Required work
Please transcribe the data that follows without the pictures, keeping every word the same.

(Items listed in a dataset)
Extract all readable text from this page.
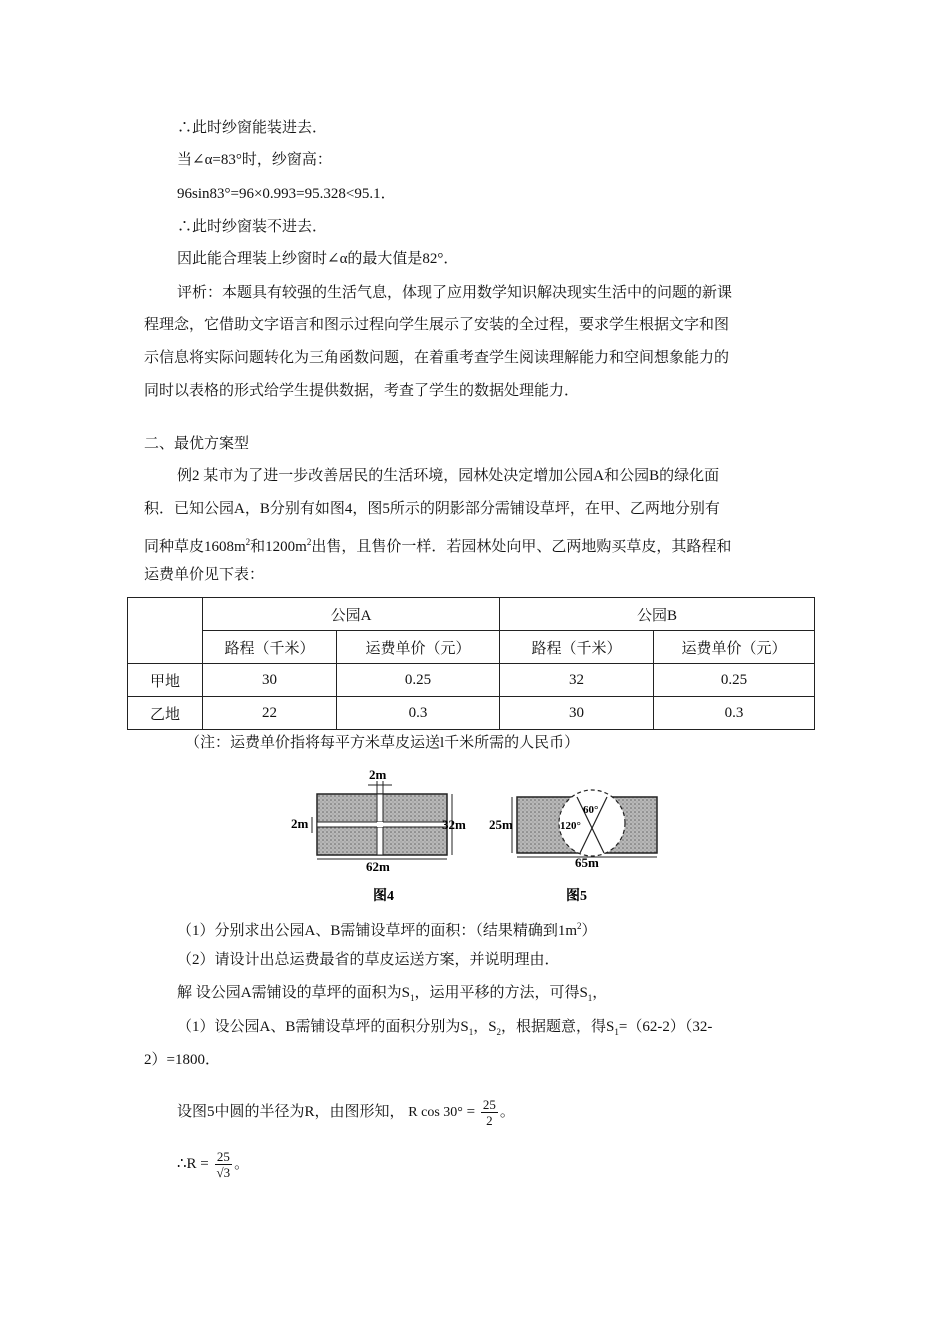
∴此时纱窗能装进去．
当∠α=83°时，纱窗高：
96sin83°=96×0.993=95.328<95.1．
∴此时纱窗装不进去．
因此能合理装上纱窗时∠α的最大值是82°．
评析：本题具有较强的生活气息，体现了应用数学知识解决现实生活中的问题的新课
程理念，它借助文字语言和图示过程向学生展示了安装的全过程，要求学生根据文字和图
示信息将实际问题转化为三角函数问题，在着重考查学生阅读理解能力和空间想象能力的
同时以表格的形式给学生提供数据，考查了学生的数据处理能力．
二、最优方案型
例2 某市为了进一步改善居民的生活环境，园林处决定增加公园A和公园B的绿化面
积．已知公园A，B分别有如图4，图5所示的阴影部分需铺设草坪，在甲、乙两地分别有
同种草皮$1608m^2$和$1200m^2$出售，且售价一样．若园林处向甲、乙两地购买草皮，其路程和
运费单价见下表：
	公园A		公园B	
	路程（千米）	运费单价（元）	路程（千米）	运费单价（元）
甲地	30	0.25	32	0.25
乙地	22	0.3	30	0.3
（注：运费单价指将每平方米草皮运送l千米所需的人民币）
2m
2m	32m
62m
图4
60°
120°
25m
65m
图5
（1）分别求出公园A、B需铺设草坪的面积：（结果精确到$1m^2$）
（2）请设计出总运费最省的草皮运送方案，并说明理由．
解 设公园A需铺设的草坪的面积为$S_1$，运用平移的方法，可得$S_1$，
（1）设公园A、B需铺设草坪的面积分别为$S_1$，$S_2$，根据题意，得$S_1=(62-2)(32-$
2）=1800．
设图5中圆的半径为R，由图形知， R $\cos 30^\circ = \frac{25}{2}$ 。
∴R = $\frac{25}{√3}$ 。
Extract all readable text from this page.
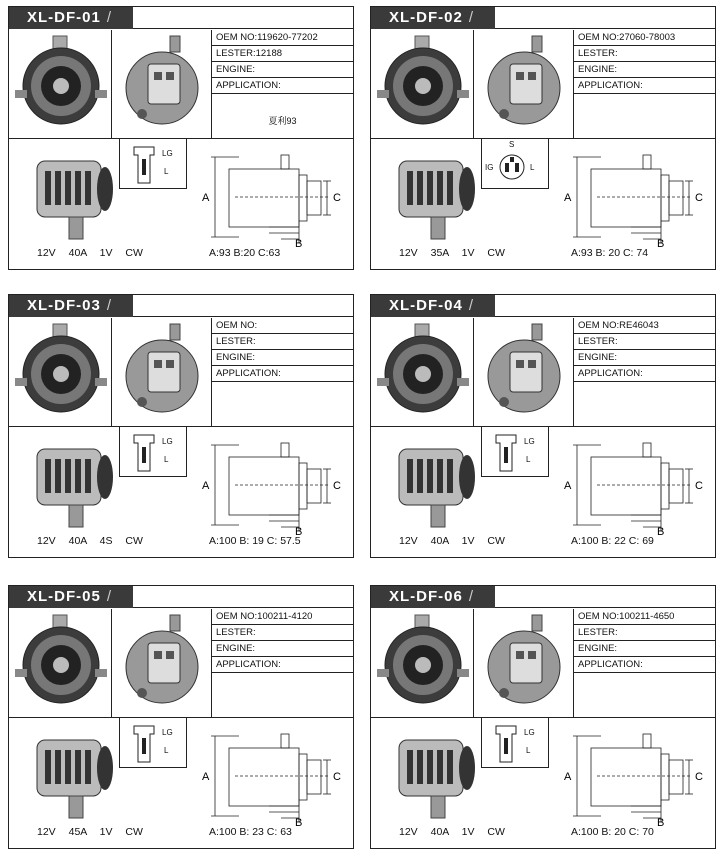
XL-DF-01 /
OEM NO:119620-77202
LESTER:12188
ENGINE:
APPLICATION:
夏利93
LG
L
A	C
B
12V 40A 1V CW	A:93 B:20 C:63
XL-DF-02 /
OEM NO:27060-78003
LESTER:
ENGINE:
APPLICATION:
S
IG	L
A	C
B
12V 35A 1V CW	A:93 B: 20 C: 74
XL-DF-03 /
OEM NO:
LESTER:
ENGINE:
APPLICATION:
LG
L
A	C
B
12V 40A 4S CW	A:100 B: 19 C: 57.5
XL-DF-04 /
OEM NO:RE46043
LESTER:
ENGINE:
APPLICATION:
LG
L
A	C
B
12V 40A 1V CW	A:100 B: 22 C: 69
XL-DF-05 /
OEM NO:100211-4120
LESTER:
ENGINE:
APPLICATION:
LG
L
A	C
B
12V 45A 1V CW	A:100 B: 23 C: 63
XL-DF-06 /
OEM NO:100211-4650
LESTER:
ENGINE:
APPLICATION:
LG
L
A	C
B
12V 40A 1V CW	A:100 B: 20 C: 70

Solution to this task
Extract all readable text from this page.
∴此时纱窗能装进去．
当∠α=83°时，纱窗高：
96sin83°=96×0.993=95.328<95.1．
∴此时纱窗装不进去．
因此能合理装上纱窗时∠α的最大值是82°．
评析：本题具有较强的生活气息，体现了应用数学知识解决现实生活中的问题的新课
程理念，它借助文字语言和图示过程向学生展示了安装的全过程，要求学生根据文字和图
示信息将实际问题转化为三角函数问题，在着重考查学生阅读理解能力和空间想象能力的
同时以表格的形式给学生提供数据，考查了学生的数据处理能力．
二、最优方案型
例2 某市为了进一步改善居民的生活环境，园林处决定增加公园A和公园B的绿化面
积．已知公园A，B分别有如图4，图5所示的阴影部分需铺设草坪，在甲、乙两地分别有
同种草皮$1608m^2$和$1200m^2$出售，且售价一样．若园林处向甲、乙两地购买草皮，其路程和
运费单价见下表：
	公园A		公园B	
	路程（千米）	运费单价（元）	路程（千米）	运费单价（元）
甲地	30	0.25	32	0.25
乙地	22	0.3	30	0.3
（注：运费单价指将每平方米草皮运送l千米所需的人民币）
2m
2m	32m
62m
图4
60°
120°
25m
65m
图5
（1）分别求出公园A、B需铺设草坪的面积：（结果精确到$1m^2$）
（2）请设计出总运费最省的草皮运送方案，并说明理由．
解 设公园A需铺设的草坪的面积为$S_1$，运用平移的方法，可得$S_1$，
（1）设公园A、B需铺设草坪的面积分别为$S_1$，$S_2$，根据题意，得$S_1=(62-2)(32-$
2）=1800．
设图5中圆的半径为R，由图形知， R $\cos 30^\circ = \frac{25}{2}$ 。
∴R = $\frac{25}{√3}$ 。
Extract all readable text from this page.
XL-DF-01 /
OEM NO:119620-77202
LESTER:12188
ENGINE:
APPLICATION:
夏利93
LG
L
A	C
B
12V 40A 1V CW	A:93 B:20 C:63
XL-DF-02 /
OEM NO:27060-78003
LESTER:
ENGINE:
APPLICATION:
S
IG	L
A	C
B
12V 35A 1V CW	A:93 B: 20 C: 74
XL-DF-03 /
OEM NO:
LESTER:
ENGINE:
APPLICATION:
LG
L
A	C
B
12V 40A 4S CW	A:100 B: 19 C: 57.5
XL-DF-04 /
OEM NO:RE46043
LESTER:
ENGINE:
APPLICATION:
LG
L
A	C
B
12V 40A 1V CW	A:100 B: 22 C: 69
XL-DF-05 /
OEM NO:100211-4120
LESTER:
ENGINE:
APPLICATION:
LG
L
A	C
B
12V 45A 1V CW	A:100 B: 23 C: 63
XL-DF-06 /
OEM NO:100211-4650
LESTER:
ENGINE:
APPLICATION:
LG
L
A	C
B
12V 40A 1V CW	A:100 B: 20 C: 70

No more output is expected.